:: To do ::
Report how many lines contain "title". Give the number and nothing else.

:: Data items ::
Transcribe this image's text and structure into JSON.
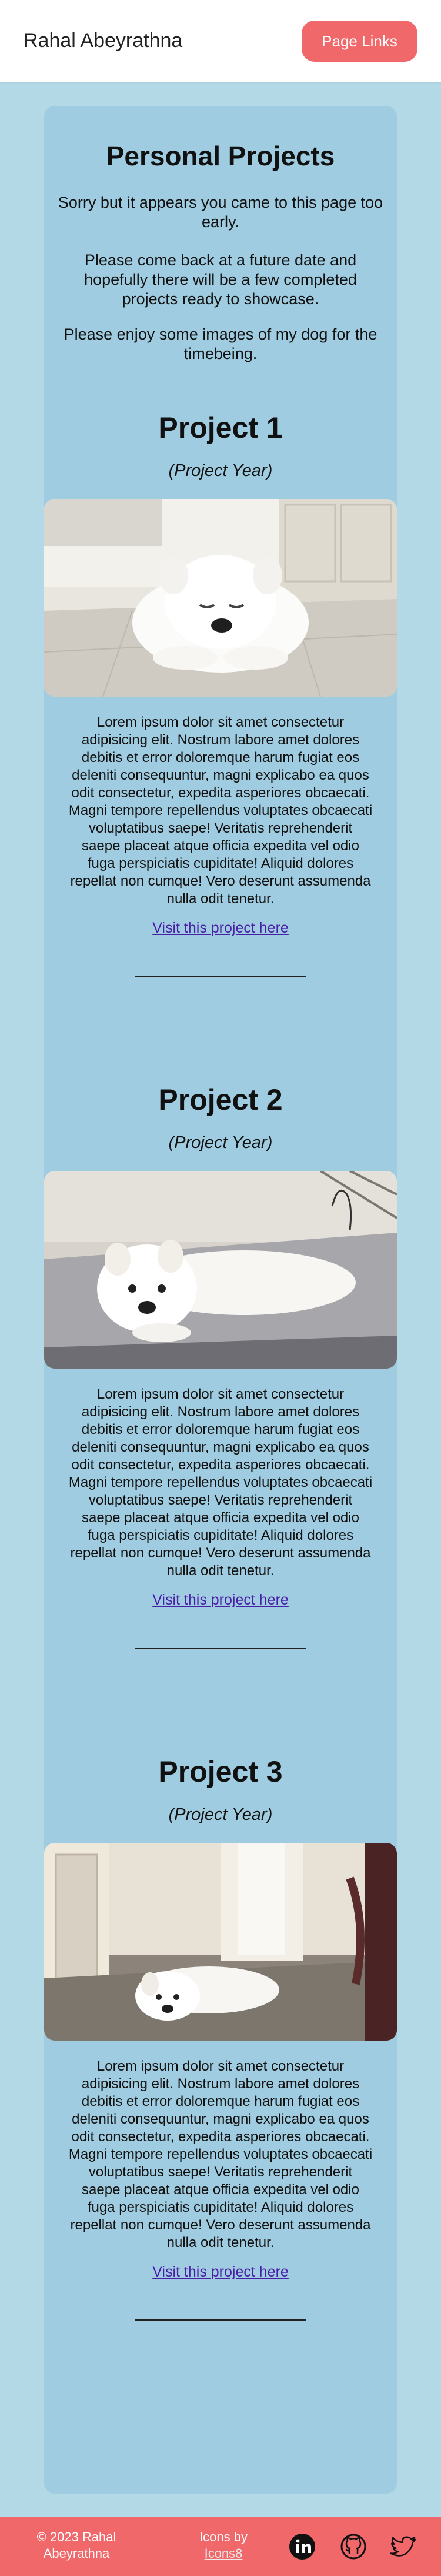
{
  "header": {
    "brand": "Rahal Abeyrathna",
    "nav_button": "Page Links"
  },
  "main": {
    "title": "Personal Projects",
    "intro": [
      "Sorry but it appears you came to this page too early.",
      "Please come back at a future date and hopefully there will be a few completed projects ready to showcase.",
      "Please enjoy some images of my dog for the timebeing."
    ],
    "projects": [
      {
        "title": "Project 1",
        "year": "(Project Year)",
        "description": "Lorem ipsum dolor sit amet consectetur adipisicing elit. Nostrum labore amet dolores debitis et error doloremque harum fugiat eos deleniti consequuntur, magni explicabo ea quos odit consectetur, expedita asperiores obcaecati. Magni tempore repellendus voluptates obcaecati voluptatibus saepe! Veritatis reprehenderit saepe placeat atque officia expedita vel odio fuga perspiciatis cupiditate! Aliquid dolores repellat non cumque! Vero deserunt assumenda nulla odit tenetur.",
        "link": "Visit this project here"
      },
      {
        "title": "Project 2",
        "year": "(Project Year)",
        "description": "Lorem ipsum dolor sit amet consectetur adipisicing elit. Nostrum labore amet dolores debitis et error doloremque harum fugiat eos deleniti consequuntur, magni explicabo ea quos odit consectetur, expedita asperiores obcaecati. Magni tempore repellendus voluptates obcaecati voluptatibus saepe! Veritatis reprehenderit saepe placeat atque officia expedita vel odio fuga perspiciatis cupiditate! Aliquid dolores repellat non cumque! Vero deserunt assumenda nulla odit tenetur.",
        "link": "Visit this project here"
      },
      {
        "title": "Project 3",
        "year": "(Project Year)",
        "description": "Lorem ipsum dolor sit amet consectetur adipisicing elit. Nostrum labore amet dolores debitis et error doloremque harum fugiat eos deleniti consequuntur, magni explicabo ea quos odit consectetur, expedita asperiores obcaecati. Magni tempore repellendus voluptates obcaecati voluptatibus saepe! Veritatis reprehenderit saepe placeat atque officia expedita vel odio fuga perspiciatis cupiditate! Aliquid dolores repellat non cumque! Vero deserunt assumenda nulla odit tenetur.",
        "link": "Visit this project here"
      }
    ]
  },
  "footer": {
    "copyright": "© 2023 Rahal Abeyrathna",
    "credit_prefix": "Icons by",
    "credit_link": "Icons8",
    "social": [
      "linkedin-icon",
      "github-icon",
      "twitter-icon"
    ]
  },
  "colors": {
    "accent": "#f0686a",
    "page_background": "#b3d9e6",
    "card_background": "#9fcce0",
    "link": "#4a1fa8"
  }
}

:: Task answer ::
4